▶ _Instructions to follow_
In the listing that follows, count each line containing the string "politique" and report only the count.

▶ _Task input_
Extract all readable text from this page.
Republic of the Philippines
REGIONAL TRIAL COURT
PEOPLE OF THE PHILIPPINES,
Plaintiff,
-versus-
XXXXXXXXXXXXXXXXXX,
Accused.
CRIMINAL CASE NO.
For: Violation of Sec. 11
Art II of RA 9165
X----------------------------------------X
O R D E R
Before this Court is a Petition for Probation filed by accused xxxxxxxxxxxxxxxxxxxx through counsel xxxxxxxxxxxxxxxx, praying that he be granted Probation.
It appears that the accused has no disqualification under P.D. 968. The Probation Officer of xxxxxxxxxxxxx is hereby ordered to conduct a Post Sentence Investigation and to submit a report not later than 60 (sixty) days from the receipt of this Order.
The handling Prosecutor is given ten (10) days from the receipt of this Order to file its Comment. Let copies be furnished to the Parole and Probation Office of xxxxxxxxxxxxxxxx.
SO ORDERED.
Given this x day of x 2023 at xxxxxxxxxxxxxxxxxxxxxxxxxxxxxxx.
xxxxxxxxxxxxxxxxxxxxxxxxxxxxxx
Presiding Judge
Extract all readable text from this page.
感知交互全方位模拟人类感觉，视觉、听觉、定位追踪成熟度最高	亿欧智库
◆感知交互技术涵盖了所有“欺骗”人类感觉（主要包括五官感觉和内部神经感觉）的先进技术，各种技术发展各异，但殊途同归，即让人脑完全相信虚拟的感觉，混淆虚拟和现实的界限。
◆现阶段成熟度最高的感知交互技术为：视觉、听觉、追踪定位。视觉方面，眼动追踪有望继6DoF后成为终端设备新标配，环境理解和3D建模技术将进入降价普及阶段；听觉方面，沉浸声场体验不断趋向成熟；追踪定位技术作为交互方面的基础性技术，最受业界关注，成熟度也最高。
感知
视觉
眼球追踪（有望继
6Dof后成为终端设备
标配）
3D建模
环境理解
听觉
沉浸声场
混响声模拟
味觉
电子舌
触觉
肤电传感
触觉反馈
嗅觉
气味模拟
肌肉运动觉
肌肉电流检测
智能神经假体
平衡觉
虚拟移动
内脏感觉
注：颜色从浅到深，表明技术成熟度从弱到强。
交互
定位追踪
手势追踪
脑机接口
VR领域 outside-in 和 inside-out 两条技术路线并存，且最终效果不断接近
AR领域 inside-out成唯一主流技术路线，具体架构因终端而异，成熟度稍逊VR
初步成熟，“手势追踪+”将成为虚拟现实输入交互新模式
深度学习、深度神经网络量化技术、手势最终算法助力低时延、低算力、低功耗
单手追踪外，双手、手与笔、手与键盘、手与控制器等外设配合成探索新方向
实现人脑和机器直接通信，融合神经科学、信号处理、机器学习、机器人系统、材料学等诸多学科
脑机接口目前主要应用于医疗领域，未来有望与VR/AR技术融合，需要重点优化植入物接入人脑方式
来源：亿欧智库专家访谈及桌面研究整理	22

--

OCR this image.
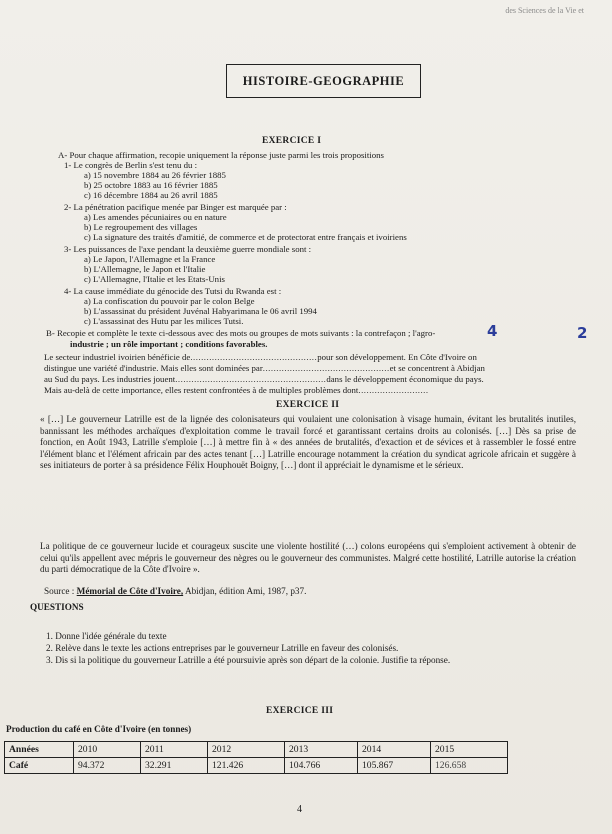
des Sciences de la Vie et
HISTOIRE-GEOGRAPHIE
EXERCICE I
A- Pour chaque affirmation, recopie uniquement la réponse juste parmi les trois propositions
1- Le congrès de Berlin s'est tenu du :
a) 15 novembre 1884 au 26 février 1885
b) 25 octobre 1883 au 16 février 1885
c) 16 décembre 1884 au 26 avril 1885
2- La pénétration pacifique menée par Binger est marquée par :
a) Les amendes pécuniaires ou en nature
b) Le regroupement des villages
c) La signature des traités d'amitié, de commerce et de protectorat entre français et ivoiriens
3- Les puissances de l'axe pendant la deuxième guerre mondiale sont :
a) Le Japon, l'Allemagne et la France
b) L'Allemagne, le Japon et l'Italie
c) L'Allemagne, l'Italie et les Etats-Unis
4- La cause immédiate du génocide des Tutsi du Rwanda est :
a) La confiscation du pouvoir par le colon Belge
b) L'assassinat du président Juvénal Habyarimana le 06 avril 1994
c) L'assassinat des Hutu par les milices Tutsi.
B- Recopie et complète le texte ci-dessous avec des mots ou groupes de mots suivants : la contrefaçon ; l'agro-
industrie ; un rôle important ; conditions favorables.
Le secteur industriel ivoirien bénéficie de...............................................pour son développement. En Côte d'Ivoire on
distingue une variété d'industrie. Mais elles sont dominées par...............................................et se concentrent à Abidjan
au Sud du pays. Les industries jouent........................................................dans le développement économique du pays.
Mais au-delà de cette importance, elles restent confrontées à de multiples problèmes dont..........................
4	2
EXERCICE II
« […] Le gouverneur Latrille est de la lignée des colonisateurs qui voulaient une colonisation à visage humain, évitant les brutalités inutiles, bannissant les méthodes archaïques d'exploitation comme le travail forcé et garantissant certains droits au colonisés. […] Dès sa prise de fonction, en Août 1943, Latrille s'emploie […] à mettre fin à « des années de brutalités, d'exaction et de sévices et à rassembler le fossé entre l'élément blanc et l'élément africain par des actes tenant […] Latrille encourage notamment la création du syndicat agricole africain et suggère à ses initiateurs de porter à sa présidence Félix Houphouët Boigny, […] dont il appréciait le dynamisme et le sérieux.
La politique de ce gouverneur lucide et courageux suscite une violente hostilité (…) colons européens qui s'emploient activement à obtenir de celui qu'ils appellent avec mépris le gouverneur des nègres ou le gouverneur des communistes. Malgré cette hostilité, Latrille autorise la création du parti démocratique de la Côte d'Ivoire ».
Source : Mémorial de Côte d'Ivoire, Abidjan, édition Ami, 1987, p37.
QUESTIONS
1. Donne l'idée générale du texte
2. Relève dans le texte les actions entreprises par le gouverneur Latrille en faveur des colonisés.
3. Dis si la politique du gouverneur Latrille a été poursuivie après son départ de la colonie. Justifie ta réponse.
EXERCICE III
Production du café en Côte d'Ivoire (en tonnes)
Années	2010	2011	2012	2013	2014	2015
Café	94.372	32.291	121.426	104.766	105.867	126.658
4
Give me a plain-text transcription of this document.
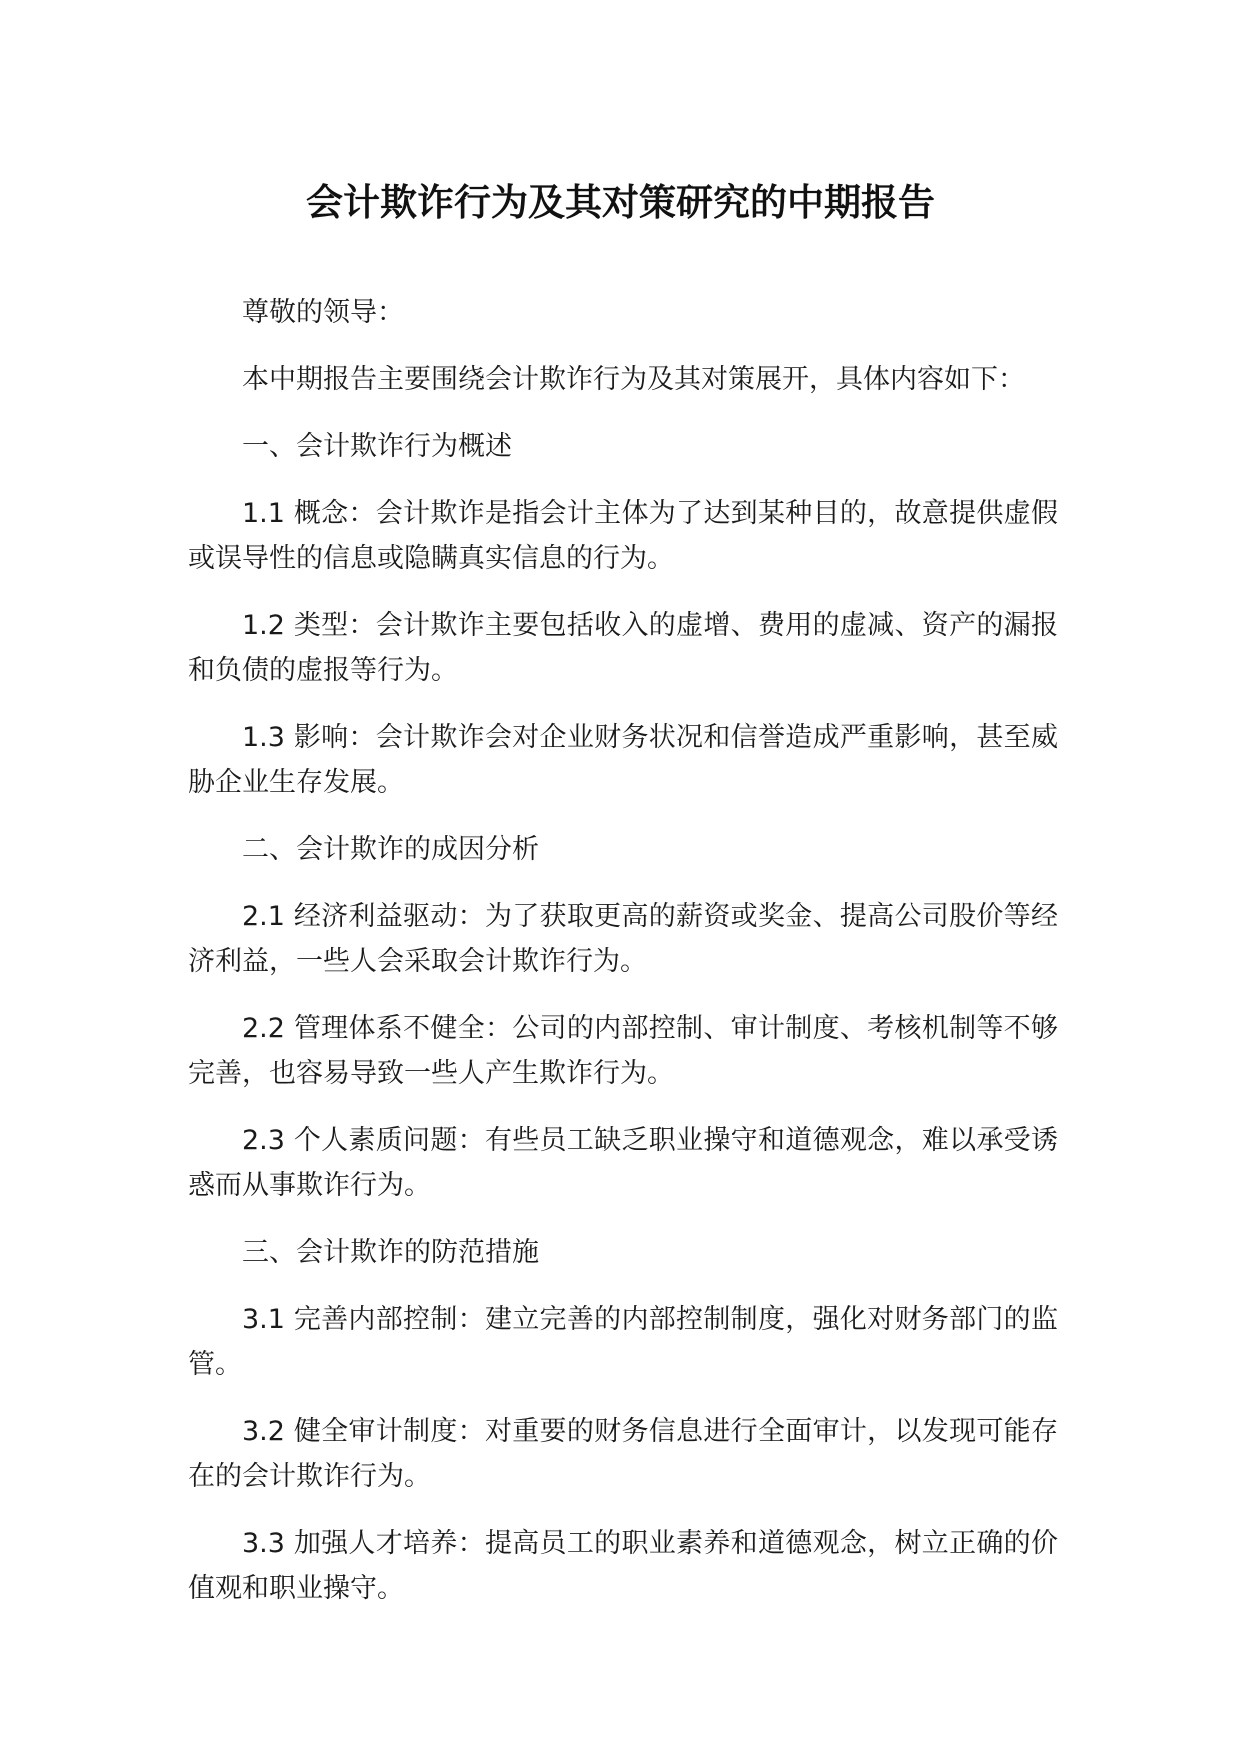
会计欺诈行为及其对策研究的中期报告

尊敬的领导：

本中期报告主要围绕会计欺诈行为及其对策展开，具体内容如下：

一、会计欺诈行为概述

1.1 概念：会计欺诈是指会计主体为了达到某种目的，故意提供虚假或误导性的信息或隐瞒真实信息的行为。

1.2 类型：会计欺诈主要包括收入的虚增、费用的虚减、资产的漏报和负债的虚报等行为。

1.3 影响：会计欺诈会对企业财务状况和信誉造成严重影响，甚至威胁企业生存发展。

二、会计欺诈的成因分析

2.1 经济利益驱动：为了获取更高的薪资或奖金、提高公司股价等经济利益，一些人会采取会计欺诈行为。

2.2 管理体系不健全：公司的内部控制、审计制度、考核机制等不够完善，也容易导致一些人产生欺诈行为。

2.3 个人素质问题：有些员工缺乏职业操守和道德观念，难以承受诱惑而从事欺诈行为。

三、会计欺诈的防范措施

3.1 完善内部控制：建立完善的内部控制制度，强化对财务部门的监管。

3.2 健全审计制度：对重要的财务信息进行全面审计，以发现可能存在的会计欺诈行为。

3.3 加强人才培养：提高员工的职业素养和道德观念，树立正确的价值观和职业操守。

▶ _Response to this task_
2